# Material for the task
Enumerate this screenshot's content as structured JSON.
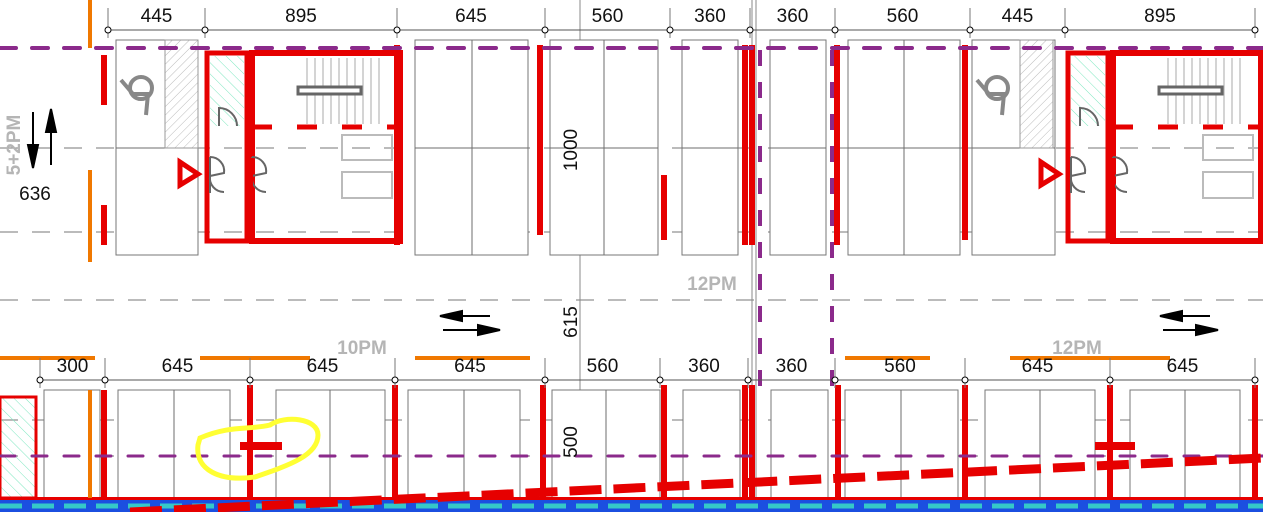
{
  "drawing": {
    "top_dimensions": [
      "445",
      "895",
      "645",
      "560",
      "360",
      "360",
      "560",
      "445",
      "895"
    ],
    "bottom_dimensions": [
      "300",
      "645",
      "645",
      "645",
      "560",
      "360",
      "360",
      "560",
      "645",
      "645"
    ],
    "side_dimension": "636",
    "vertical_dimensions": [
      "1000",
      "615",
      "500"
    ],
    "zone_labels": {
      "left_vertical": "5+2PM",
      "center": "12PM",
      "lower_left": "10PM",
      "lower_right": "12PM"
    },
    "colors": {
      "wall": "#e60000",
      "grid_dashed": "#8b2a8b",
      "boundary": "#f07800",
      "markup_highlight": "#ffff33",
      "edge_strip": "#1b4fe0",
      "edge_dash": "#35c8c8"
    },
    "icons": [
      "wheelchair-icon",
      "stair-icon",
      "door-icon",
      "triangle-warning-icon",
      "direction-arrow-icon"
    ]
  }
}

# What to do
Output all of the records exactly as they appear above, but not the pictures.

# Exercise output
Enumerate this screenshot's content as structured JSON.
{
  "drawing": {
    "top_dimensions": [
      "445",
      "895",
      "645",
      "560",
      "360",
      "360",
      "560",
      "445",
      "895"
    ],
    "bottom_dimensions": [
      "300",
      "645",
      "645",
      "645",
      "560",
      "360",
      "360",
      "560",
      "645",
      "645"
    ],
    "side_dimension": "636",
    "vertical_dimensions": [
      "1000",
      "615",
      "500"
    ],
    "zone_labels": {
      "left_vertical": "5+2PM",
      "center": "12PM",
      "lower_left": "10PM",
      "lower_right": "12PM"
    },
    "colors": {
      "wall": "#e60000",
      "grid_dashed": "#8b2a8b",
      "boundary": "#f07800",
      "markup_highlight": "#ffff33",
      "edge_strip": "#1b4fe0",
      "edge_dash": "#35c8c8"
    },
    "icons": [
      "wheelchair-icon",
      "stair-icon",
      "door-icon",
      "triangle-warning-icon",
      "direction-arrow-icon"
    ]
  }
}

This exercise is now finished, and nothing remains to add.